Written task: Copy every line that contains the string "baru" from the entries below.
※ ※ ※
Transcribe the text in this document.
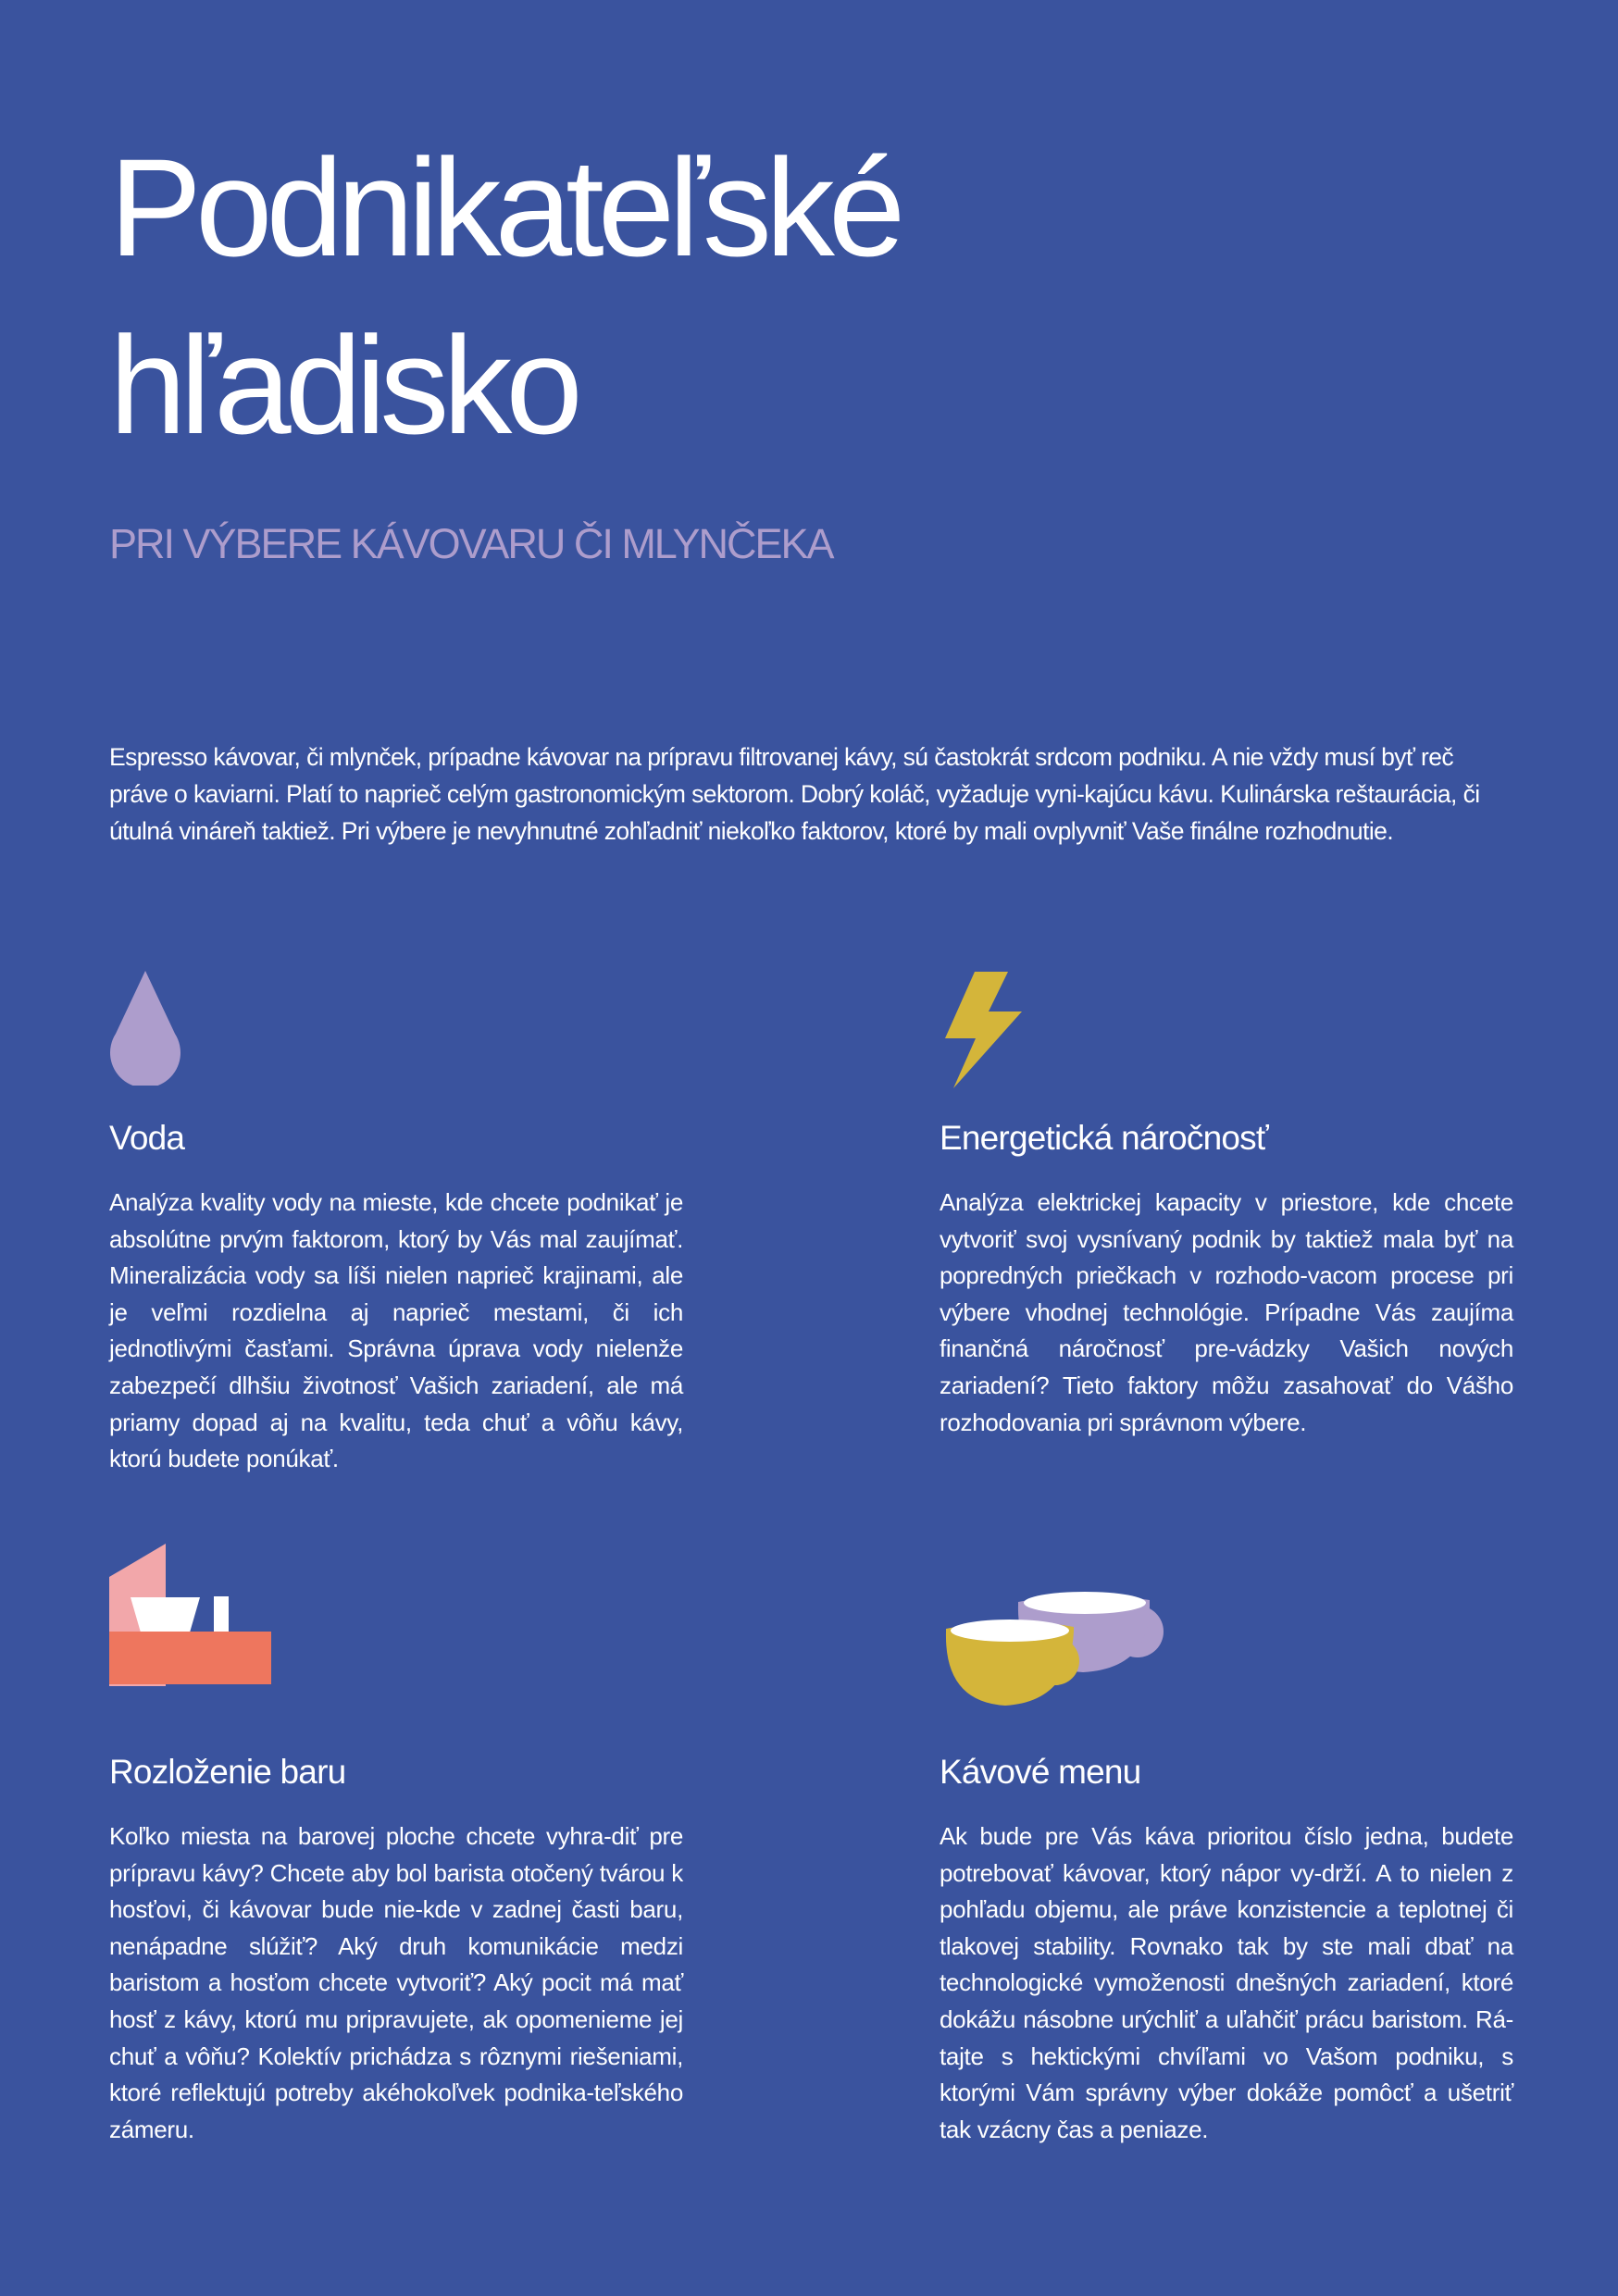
Podnikateľské
hľadisko
PRI VÝBERE KÁVOVARU ČI MLYNČEKA

Espresso kávovar, či mlynček, prípadne kávovar na prípravu filtrovanej kávy, sú častokrát srdcom podniku. A nie vždy musí byť reč práve o kaviarni. Platí to naprieč celým gastronomickým sektorom. Dobrý koláč, vyžaduje vyni-kajúcu kávu. Kulinárska reštaurácia, či útulná vináreň taktiež. Pri výbere je nevyhnutné zohľadniť niekoľko faktorov, ktoré by mali ovplyvniť Vaše finálne rozhodnutie.

Voda

Analýza kvality vody na mieste, kde chcete podnikať je absolútne prvým faktorom, ktorý by Vás mal zaujímať. Mineralizácia vody sa líši nielen naprieč krajinami, ale je veľmi rozdielna aj naprieč mestami, či ich jednotlivými časťami. Správna úprava vody nielenže zabezpečí dlhšiu životnosť Vašich zariadení, ale má priamy dopad aj na kvalitu, teda chuť a vôňu kávy, ktorú budete ponúkať.

Energetická náročnosť

Analýza elektrickej kapacity v priestore, kde chcete vytvoriť svoj vysnívaný podnik by taktiež mala byť na popredných priečkach v rozhodo-vacom procese pri výbere vhodnej technológie. Prípadne Vás zaujíma finančná náročnosť pre-vádzky Vašich nových zariadení? Tieto faktory môžu zasahovať do Vášho rozhodovania pri správnom výbere.

Rozloženie baru

Koľko miesta na barovej ploche chcete vyhra-diť pre prípravu kávy? Chcete aby bol barista otočený tvárou k hosťovi, či kávovar bude nie-kde v zadnej časti baru, nenápadne slúžiť? Aký druh komunikácie medzi baristom a hosťom chcete vytvoriť? Aký pocit má mať hosť z kávy, ktorú mu pripravujete, ak opomenieme jej chuť a vôňu? Kolektív prichádza s rôznymi riešeniami, ktoré reflektujú potreby akéhokoľvek podnika-teľského zámeru.

Kávové menu

Ak bude pre Vás káva prioritou číslo jedna, budete potrebovať kávovar, ktorý nápor vy-drží. A to nielen z pohľadu objemu, ale práve konzistencie a teplotnej či tlakovej stability. Rovnako tak by ste mali dbať na technologické vymoženosti dnešných zariadení, ktoré dokážu násobne urýchliť a uľahčiť prácu baristom. Rá-tajte s hektickými chvíľami vo Vašom podniku, s ktorými Vám správny výber dokáže pomôcť a ušetriť tak vzácny čas a peniaze.
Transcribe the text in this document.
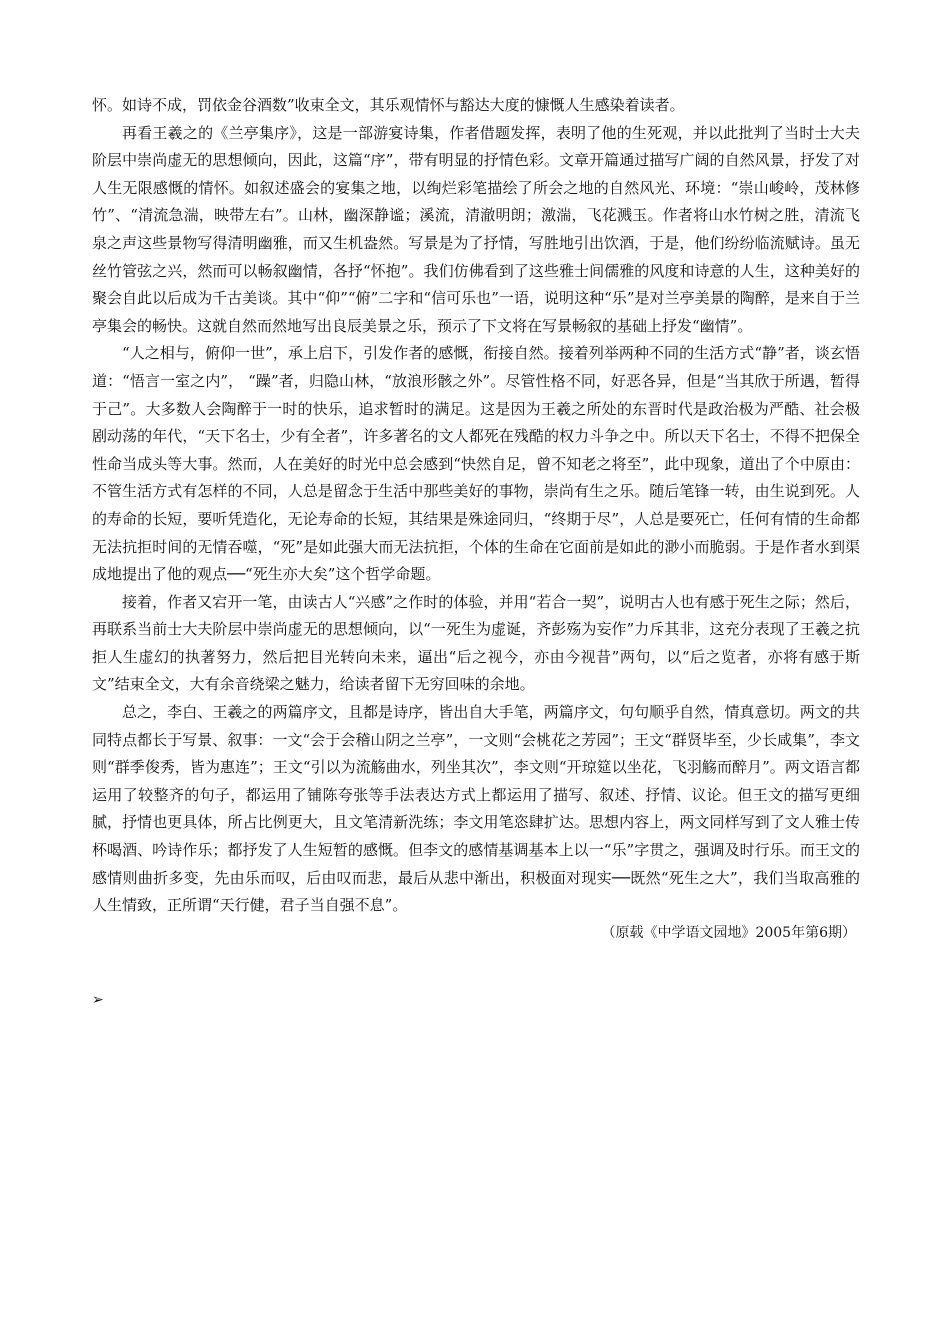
怀。如诗不成，罚依金谷酒数”收束全文，其乐观情怀与豁达大度的慷慨人生感染着读者。

再看王羲之的《兰亭集序》，这是一部游宴诗集，作者借题发挥，表明了他的生死观，并以此批判了当时士大夫阶层中崇尚虚无的思想倾向，因此，这篇“序”，带有明显的抒情色彩。文章开篇通过描写广阔的自然风景，抒发了对人生无限感慨的情怀。如叙述盛会的宴集之地，以绚烂彩笔描绘了所会之地的自然风光、环境：“崇山峻岭，茂林修竹”、“清流急湍，映带左右”。山林，幽深静谧；溪流，清澈明朗；激湍，飞花溅玉。作者将山水竹树之胜，清流飞泉之声这些景物写得清明幽雅，而又生机盎然。写景是为了抒情，写胜地引出饮酒，于是，他们纷纷临流赋诗。虽无丝竹管弦之兴，然而可以畅叙幽情，各抒“怀抱”。我们仿佛看到了这些雅士间儒雅的风度和诗意的人生，这种美好的聚会自此以后成为千古美谈。其中“仰”“俯”二字和“信可乐也”一语，说明这种“乐”是对兰亭美景的陶醉，是来自于兰亭集会的畅快。这就自然而然地写出良辰美景之乐，预示了下文将在写景畅叙的基础上抒发“幽情”。

“人之相与，俯仰一世”，承上启下，引发作者的感慨，衔接自然。接着列举两种不同的生活方式“静”者，谈玄悟道：“悟言一室之内”， “躁”者，归隐山林，“放浪形骸之外”。尽管性格不同，好恶各异，但是“当其欣于所遇，暂得于己”。大多数人会陶醉于一时的快乐，追求暂时的满足。这是因为王羲之所处的东晋时代是政治极为严酷、社会极剧动荡的年代，“天下名士，少有全者”，许多著名的文人都死在残酷的权力斗争之中。所以天下名士，不得不把保全性命当成头等大事。然而，人在美好的时光中总会感到“快然自足，曾不知老之将至”，此中现象，道出了个中原由：不管生活方式有怎样的不同，人总是留念于生活中那些美好的事物，崇尚有生之乐。随后笔锋一转，由生说到死。人的寿命的长短，要听凭造化，无论寿命的长短，其结果是殊途同归，“终期于尽”，人总是要死亡，任何有情的生命都无法抗拒时间的无情吞噬，“死”是如此强大而无法抗拒，个体的生命在它面前是如此的渺小而脆弱。于是作者水到渠成地提出了他的观点──“死生亦大矣”这个哲学命题。

接着，作者又宕开一笔，由读古人“兴感”之作时的体验，并用“若合一契”，说明古人也有感于死生之际；然后，再联系当前士大夫阶层中崇尚虚无的思想倾向，以“一死生为虚诞，齐彭殇为妄作”力斥其非，这充分表现了王羲之抗拒人生虚幻的执著努力，然后把目光转向未来，逼出“后之视今，亦由今视昔”两句，以“后之览者，亦将有感于斯文”结束全文，大有余音绕梁之魅力，给读者留下无穷回味的余地。

总之，李白、王羲之的两篇序文，且都是诗序，皆出自大手笔，两篇序文，句句顺乎自然，情真意切。两文的共同特点都长于写景、叙事：一文“会于会稽山阴之兰亭”，一文则“会桃花之芳园”；王文“群贤毕至，少长咸集”，李文则“群季俊秀，皆为惠连”；王文“引以为流觞曲水，列坐其次”，李文则“开琼筵以坐花，飞羽觞而醉月”。两文语言都运用了较整齐的句子，都运用了铺陈夸张等手法表达方式上都运用了描写、叙述、抒情、议论。但王文的描写更细腻，抒情也更具体，所占比例更大，且文笔清新洗练；李文用笔恣肆扩达。思想内容上，两文同样写到了文人雅士传杯喝酒、吟诗作乐；都抒发了人生短暂的感慨。但李文的感情基调基本上以一“乐”字贯之，强调及时行乐。而王文的感情则曲折多变，先由乐而叹，后由叹而悲，最后从悲中渐出，积极面对现实──既然“死生之大”，我们当取高雅的人生情致，正所谓“天行健，君子当自强不息”。

（原载《中学语文园地》2005年第6期）

➢
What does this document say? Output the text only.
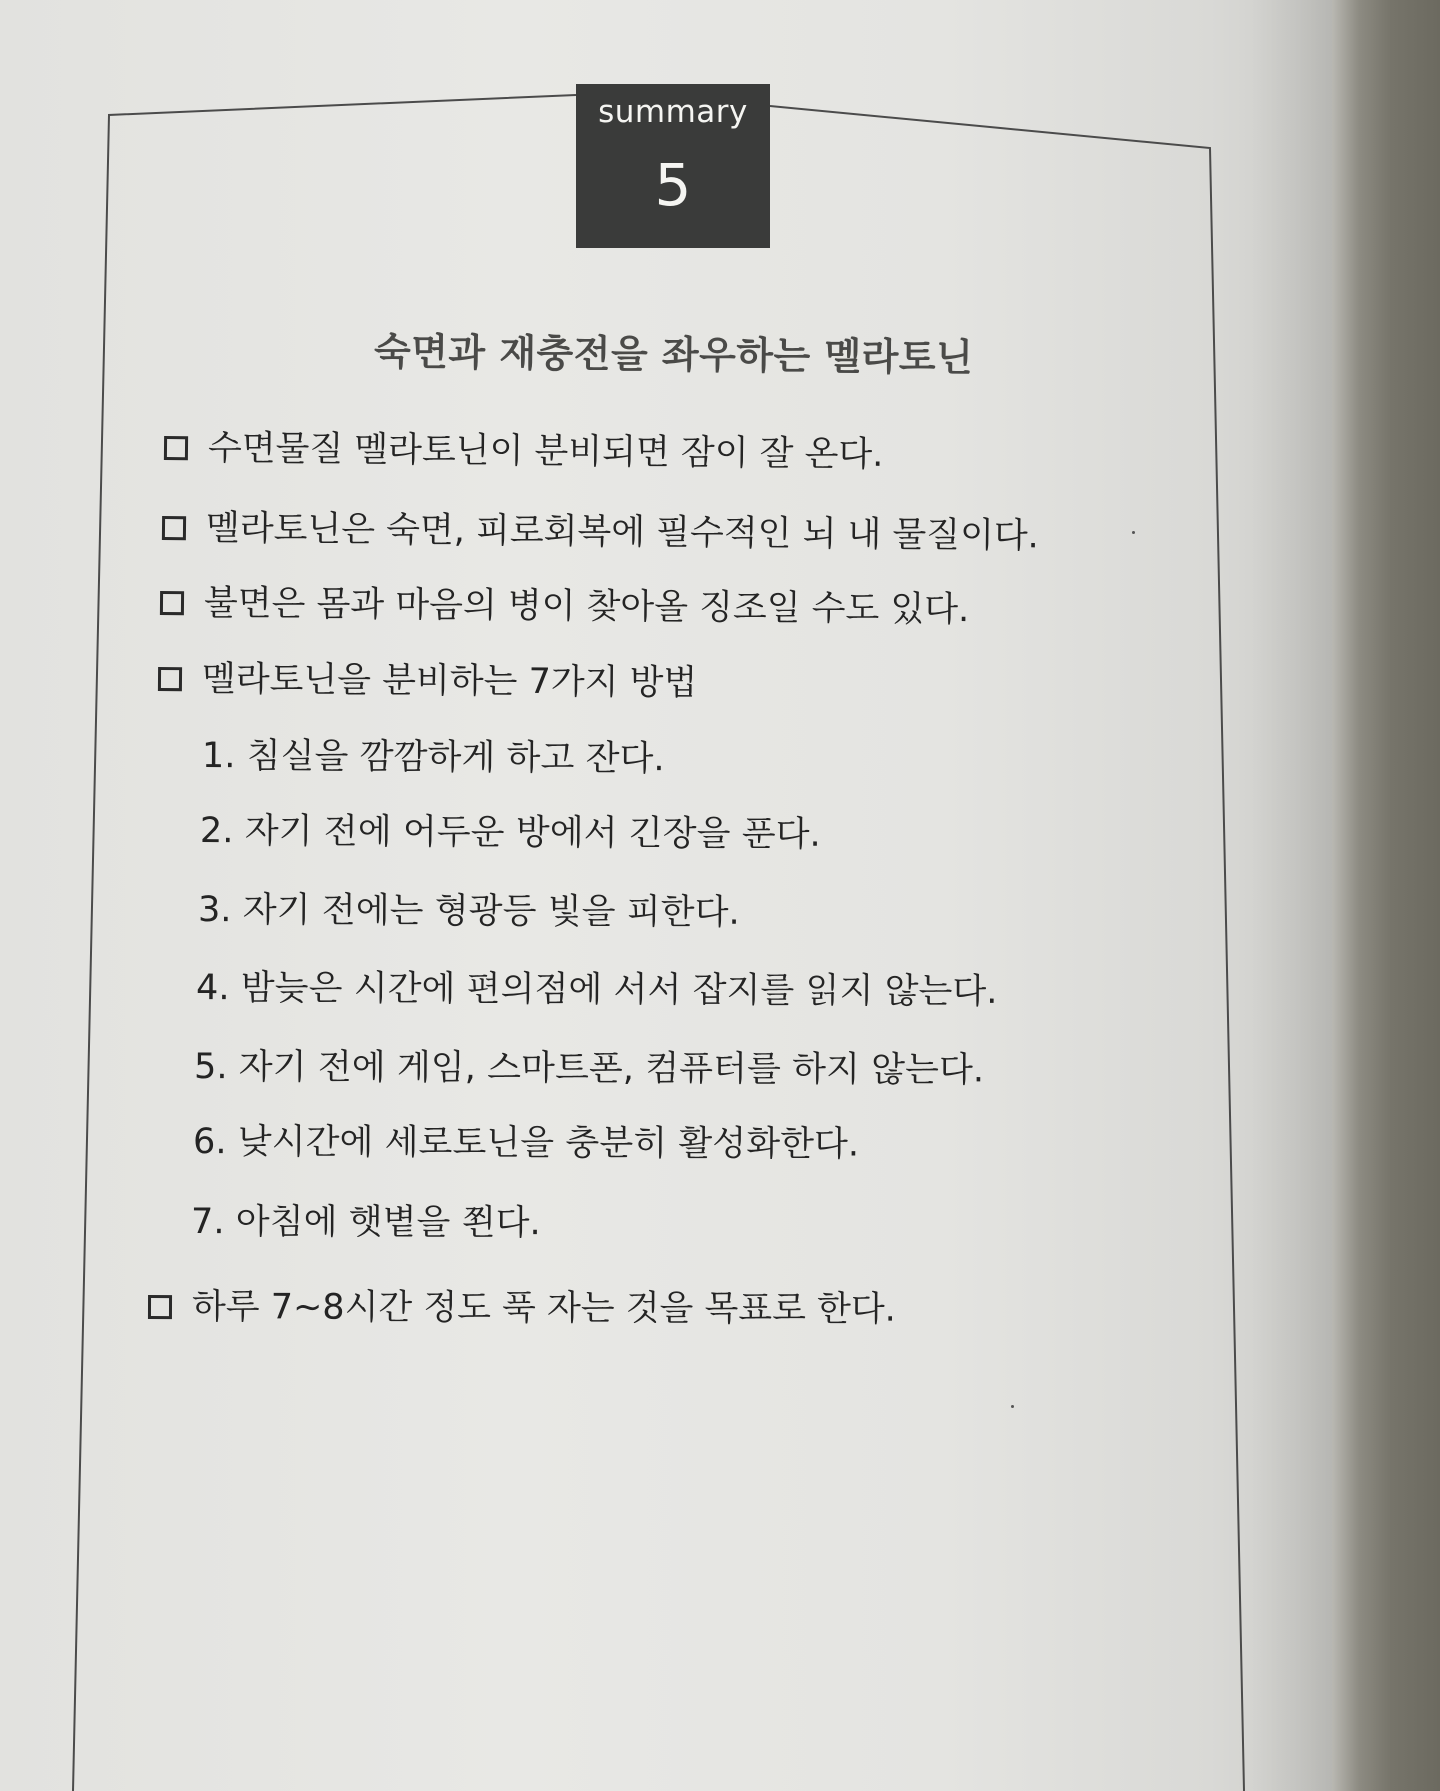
summary
5
숙면과 재충전을 좌우하는 멜라토닌
수면물질 멜라토닌이 분비되면 잠이 잘 온다.
멜라토닌은 숙면, 피로회복에 필수적인 뇌 내 물질이다.
불면은 몸과 마음의 병이 찾아올 징조일 수도 있다.
멜라토닌을 분비하는 7가지 방법
1. 침실을 깜깜하게 하고 잔다.
2. 자기 전에 어두운 방에서 긴장을 푼다.
3. 자기 전에는 형광등 빛을 피한다.
4. 밤늦은 시간에 편의점에 서서 잡지를 읽지 않는다.
5. 자기 전에 게임, 스마트폰, 컴퓨터를 하지 않는다.
6. 낮시간에 세로토닌을 충분히 활성화한다.
7. 아침에 햇볕을 쬔다.
하루 7~8시간 정도 푹 자는 것을 목표로 한다.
※ ※ ※
Finished task:
Rozloženie baru
Koľko miesta na barovej ploche chcete vyhra-diť pre prípravu kávy? Chcete aby bol barista otočený tvárou k hosťovi, či kávovar bude nie-kde v zadnej časti baru, nenápadne slúžiť? Aký druh komunikácie medzi baristom a hosťom chcete vytvoriť? Aký pocit má mať hosť z kávy, ktorú mu pripravujete, ak opomenieme jej chuť a vôňu? Kolektív prichádza s rôznymi riešeniami, ktoré reflektujú potreby akéhokoľvek podnika-teľského zámeru.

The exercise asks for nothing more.